**Task instructions:** Could you copy out every one of the entries below word for word, leaving out the pictures?

Saved entries
※ ※ ※

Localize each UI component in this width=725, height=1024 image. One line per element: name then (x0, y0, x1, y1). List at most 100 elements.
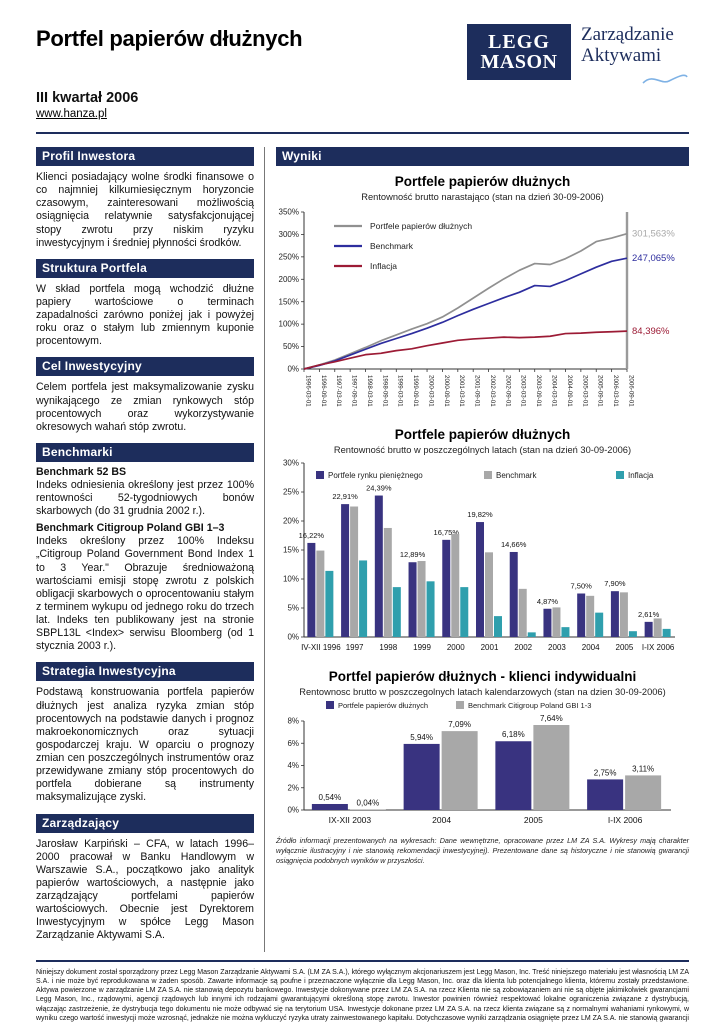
cumulative-returns-chart-block: Portfele papierów dłużnych Rentowność br… (276, 174, 689, 419)
report-period: III kwartał 2006 (36, 90, 139, 106)
y-tick-label: 2% (287, 783, 299, 792)
x-category-label: 2000 (447, 643, 465, 652)
yearly-returns-bar-chart: 0% 5% 10% 15% 20% 25% 30% 16,22% IV-XII 1996 22,9… (276, 457, 689, 661)
bar (561, 627, 570, 637)
section-header-profil: Profil Inwestora (36, 147, 254, 166)
bar (586, 595, 595, 637)
bar (383, 527, 392, 637)
section-header-strategia: Strategia Inwestycyjna (36, 662, 254, 682)
bar-value-label: 14,66% (501, 540, 527, 549)
y-tick-label: 5% (287, 604, 299, 613)
line-series-2 (303, 330, 628, 370)
bar (552, 607, 561, 637)
y-tick-label: 250% (279, 252, 299, 261)
bar (325, 570, 334, 637)
footer-divider (36, 959, 689, 962)
x-tick-label: 1999-09-01 (412, 375, 419, 407)
individual-clients-chart-block: Portfel papierów dłużnych - klienci indy… (276, 669, 689, 830)
bar-value-label: 0,04% (357, 799, 380, 808)
x-tick-label: 2002-03-01 (489, 375, 496, 407)
left-column: Profil Inwestora Klienci posiadający wol… (36, 147, 265, 952)
x-tick-label: 2000-03-01 (427, 375, 434, 407)
x-category-label: 2004 (582, 643, 600, 652)
logo-tagline-line1: Zarządzanie (581, 24, 674, 45)
bar (644, 621, 653, 637)
bar (476, 522, 484, 637)
bar (359, 560, 368, 637)
bar (311, 803, 348, 810)
x-tick-label: 1998-09-01 (381, 375, 388, 407)
bar (625, 775, 662, 810)
x-tick-label: 2001-09-01 (474, 375, 481, 407)
bar (653, 618, 662, 637)
chart1-title: Portfele papierów dłużnych (394, 174, 571, 189)
x-tick-label: 1996-09-01 (320, 375, 327, 407)
bar (619, 592, 628, 637)
logo-tagline-line2: Aktywami (581, 45, 662, 67)
bar (307, 542, 316, 637)
x-category-label: 2005 (616, 643, 634, 652)
chart3-title: Portfel papierów dłużnych - klienci indy… (328, 669, 637, 684)
x-tick-label: 2000-09-01 (443, 375, 450, 407)
x-category-label: 2004 (432, 815, 451, 825)
bar (341, 504, 350, 637)
x-category-label: I-IX 2006 (608, 815, 643, 825)
legend-swatch (316, 471, 324, 479)
page-title: Portfel papierów dłużnych (36, 26, 303, 51)
x-tick-label: 2004-03-01 (550, 375, 557, 407)
bar (408, 562, 417, 637)
chart3-subtitle: Rentownosc brutto w poszczegolnych latac… (299, 687, 666, 697)
bar (392, 587, 401, 637)
legend-swatch (616, 471, 624, 479)
bar (577, 593, 586, 637)
website-link[interactable]: www.hanza.pl (36, 108, 107, 120)
x-category-label: I-IX 2006 (642, 643, 675, 652)
section-struktura-portfela: Struktura Portfela W skład portfela mogą… (36, 258, 254, 349)
y-tick-label: 150% (279, 297, 299, 306)
benchmark-1-title: Benchmark 52 BS (36, 465, 127, 478)
chart1-subtitle: Rentowność brutto narastająco (stan na d… (361, 192, 604, 202)
bar-value-label: 2,75% (594, 768, 617, 777)
y-tick-label: 15% (283, 546, 299, 555)
y-tick-label: 200% (279, 275, 299, 284)
bar (442, 539, 451, 637)
x-tick-label: 2004-09-01 (566, 375, 573, 407)
x-category-label: IX-XII 2003 (329, 815, 372, 825)
bar (426, 581, 435, 637)
content-columns: Profil Inwestora Klienci posiadający wol… (0, 134, 725, 952)
section-benchmarki: Benchmarki Benchmark 52 BS Indeks odnies… (36, 442, 254, 654)
bar (485, 552, 493, 637)
y-tick-label: 10% (283, 575, 299, 584)
bar-value-label: 2,61% (638, 610, 660, 619)
individual-clients-bar-chart: 0% 2% 4% 6% 8% 0,54% 0,04% IX-XII 2003 5,94% 7,09… (276, 699, 689, 830)
x-category-label: 1999 (413, 643, 431, 652)
bar-value-label: 22,91% (332, 492, 358, 501)
website-line: www.hanza.pl (36, 108, 689, 120)
section-body-zarzadzajacy: Jarosław Karpiński – CFA, w latach 1996–… (36, 837, 254, 942)
bar (494, 616, 502, 637)
legend-label: Portfele rynku pieniężnego (328, 471, 423, 480)
end-value-label: 247,065% (632, 253, 675, 264)
benchmark-2-body: Indeks określony przez 100% Indeksu „Cit… (36, 535, 254, 653)
y-tick-label: 8% (287, 717, 299, 726)
legend-label: Inflacja (628, 471, 654, 480)
chart2-subtitle: Rentowność brutto w poszczególnych latac… (333, 445, 632, 455)
section-header-wyniki: Wyniki (276, 147, 689, 166)
bar (417, 561, 426, 637)
section-header-cel: Cel Inwestycyjny (36, 357, 254, 377)
section-body-strategia: Podstawą konstruowania portfela papierów… (36, 686, 254, 804)
bar-chart-svg: 0% 5% 10% 15% 20% 25% 30% 16,22% IV-XII 1996 22,9… (283, 459, 675, 652)
line-series-1 (303, 257, 628, 370)
x-tick-label: 1996-03-01 (304, 375, 311, 407)
header-divider (36, 132, 689, 134)
swoosh-icon (642, 74, 688, 84)
x-tick-label: 2001-03-01 (458, 375, 465, 407)
x-tick-label: 2006-03-01 (612, 375, 619, 407)
bar (595, 612, 604, 637)
x-tick-label: 1997-09-01 (351, 375, 358, 407)
x-tick-label: 2005-09-01 (597, 375, 604, 407)
x-category-label: IV-XII 1996 (301, 643, 341, 652)
y-tick-label: 0% (287, 365, 299, 374)
legend-label: Inflacja (370, 261, 397, 271)
section-body-profil: Klienci posiadający wolne środki finanso… (36, 171, 254, 249)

※ ※ ※

**Solution to this task:**
Localize each UI component in this width=725, height=1024 image. One line per element: name then (x0, y0, x1, y1). List at most 100 elements.
cumulative-returns-chart-block: Portfele papierów dłużnych Rentowność br… (276, 174, 689, 419)
report-period: III kwartał 2006 (36, 90, 139, 106)
y-tick-label: 2% (287, 783, 299, 792)
x-category-label: 2000 (447, 643, 465, 652)
yearly-returns-bar-chart: 0% 5% 10% 15% 20% 25% 30% 16,22% IV-XII 1996 22,9… (276, 457, 689, 661)
bar (561, 627, 570, 637)
section-header-profil: Profil Inwestora (36, 147, 254, 166)
bar (586, 595, 595, 637)
bar (383, 527, 392, 637)
section-header-strategia: Strategia Inwestycyjna (36, 662, 254, 682)
bar-value-label: 14,66% (501, 540, 527, 549)
y-tick-label: 5% (287, 604, 299, 613)
line-series-2 (303, 330, 628, 370)
bar (552, 607, 561, 637)
y-tick-label: 250% (279, 252, 299, 261)
bar (325, 570, 334, 637)
footer-divider (36, 959, 689, 962)
x-tick-label: 1999-09-01 (412, 375, 419, 407)
individual-clients-chart-block: Portfel papierów dłużnych - klienci indy… (276, 669, 689, 830)
bar-value-label: 0,04% (357, 799, 380, 808)
x-tick-label: 2002-03-01 (489, 375, 496, 407)
left-column: Profil Inwestora Klienci posiadający wol… (36, 147, 265, 952)
x-tick-label: 2000-03-01 (427, 375, 434, 407)
x-category-label: 2004 (582, 643, 600, 652)
logo-tagline-line1: Zarządzanie (581, 24, 674, 45)
bar (644, 621, 653, 637)
bar (476, 522, 484, 637)
bar (359, 560, 368, 637)
bar (311, 803, 348, 810)
x-tick-label: 1998-09-01 (381, 375, 388, 407)
bar (625, 775, 662, 810)
x-tick-label: 2001-09-01 (474, 375, 481, 407)
bar (653, 618, 662, 637)
chart1-title: Portfele papierów dłużnych (394, 174, 571, 189)
x-tick-label: 1996-09-01 (320, 375, 327, 407)
bar (619, 592, 628, 637)
logo-tagline-line2: Aktywami (581, 45, 662, 67)
bar (307, 542, 316, 637)
x-category-label: 2005 (616, 643, 634, 652)
chart3-title: Portfel papierów dłużnych - klienci indy… (328, 669, 637, 684)
x-tick-label: 2000-09-01 (443, 375, 450, 407)
x-category-label: 2004 (432, 815, 451, 825)
bar (341, 504, 350, 637)
x-category-label: I-IX 2006 (608, 815, 643, 825)
legend-swatch (316, 471, 324, 479)
page-title: Portfel papierów dłużnych (36, 26, 303, 51)
x-tick-label: 2004-03-01 (550, 375, 557, 407)
bar (408, 562, 417, 637)
chart3-subtitle: Rentownosc brutto w poszczegolnych latac… (299, 687, 666, 697)
bar (392, 587, 401, 637)
legend-swatch (616, 471, 624, 479)
bar (577, 593, 586, 637)
website-link[interactable]: www.hanza.pl (36, 108, 107, 120)
x-category-label: I-IX 2006 (642, 643, 675, 652)
section-struktura-portfela: Struktura Portfela W skład portfela mogą… (36, 258, 254, 349)
y-tick-label: 150% (279, 297, 299, 306)
benchmark-1-title: Benchmark 52 BS (36, 465, 127, 478)
chart1-subtitle: Rentowność brutto narastająco (stan na d… (361, 192, 604, 202)
bar-value-label: 2,75% (594, 768, 617, 777)
y-tick-label: 15% (283, 546, 299, 555)
y-tick-label: 200% (279, 275, 299, 284)
bar (442, 539, 451, 637)
x-tick-label: 2004-09-01 (566, 375, 573, 407)
x-category-label: IX-XII 2003 (329, 815, 372, 825)
bar (426, 581, 435, 637)
content-columns: Profil Inwestora Klienci posiadający wol… (0, 134, 725, 952)
section-benchmarki: Benchmarki Benchmark 52 BS Indeks odnies… (36, 442, 254, 654)
bar (485, 552, 493, 637)
y-tick-label: 10% (283, 575, 299, 584)
bar-value-label: 2,61% (638, 610, 660, 619)
individual-clients-bar-chart: 0% 2% 4% 6% 8% 0,54% 0,04% IX-XII 2003 5,94% 7,09… (276, 699, 689, 830)
x-category-label: 1999 (413, 643, 431, 652)
bar-value-label: 22,91% (332, 492, 358, 501)
website-line: www.hanza.pl (36, 108, 689, 120)
section-body-zarzadzajacy: Jarosław Karpiński – CFA, w latach 1996–… (36, 837, 254, 942)
bar (494, 616, 502, 637)
legend-label: Portfele rynku pieniężnego (328, 471, 423, 480)
end-value-label: 247,065% (632, 253, 675, 264)
benchmark-2-body: Indeks określony przez 100% Indeksu „Cit… (36, 535, 254, 653)
y-tick-label: 8% (287, 717, 299, 726)
legend-label: Inflacja (628, 471, 654, 480)
chart2-subtitle: Rentowność brutto w poszczególnych latac… (333, 445, 632, 455)
section-header-wyniki: Wyniki (276, 147, 689, 166)
bar (417, 561, 426, 637)
section-header-cel: Cel Inwestycyjny (36, 357, 254, 377)
section-body-strategia: Podstawą konstruowania portfela papierów… (36, 686, 254, 804)
bar-chart-svg: 0% 5% 10% 15% 20% 25% 30% 16,22% IV-XII 1996 22,9… (283, 459, 675, 652)
line-series-1 (303, 257, 628, 370)
x-tick-label: 1996-03-01 (304, 375, 311, 407)
header-divider (36, 132, 689, 134)
swoosh-icon (642, 74, 688, 84)
x-tick-label: 2001-03-01 (458, 375, 465, 407)
x-tick-label: 2006-03-01 (612, 375, 619, 407)
bar (595, 612, 604, 637)
x-tick-label: 1997-09-01 (351, 375, 358, 407)
x-tick-label: 2005-09-01 (597, 375, 604, 407)
x-category-label: IV-XII 1996 (301, 643, 341, 652)
y-tick-label: 0% (287, 365, 299, 374)
legend-label: Inflacja (370, 261, 397, 271)
section-body-profil: Klienci posiadający wolne środki finanso… (36, 171, 254, 249)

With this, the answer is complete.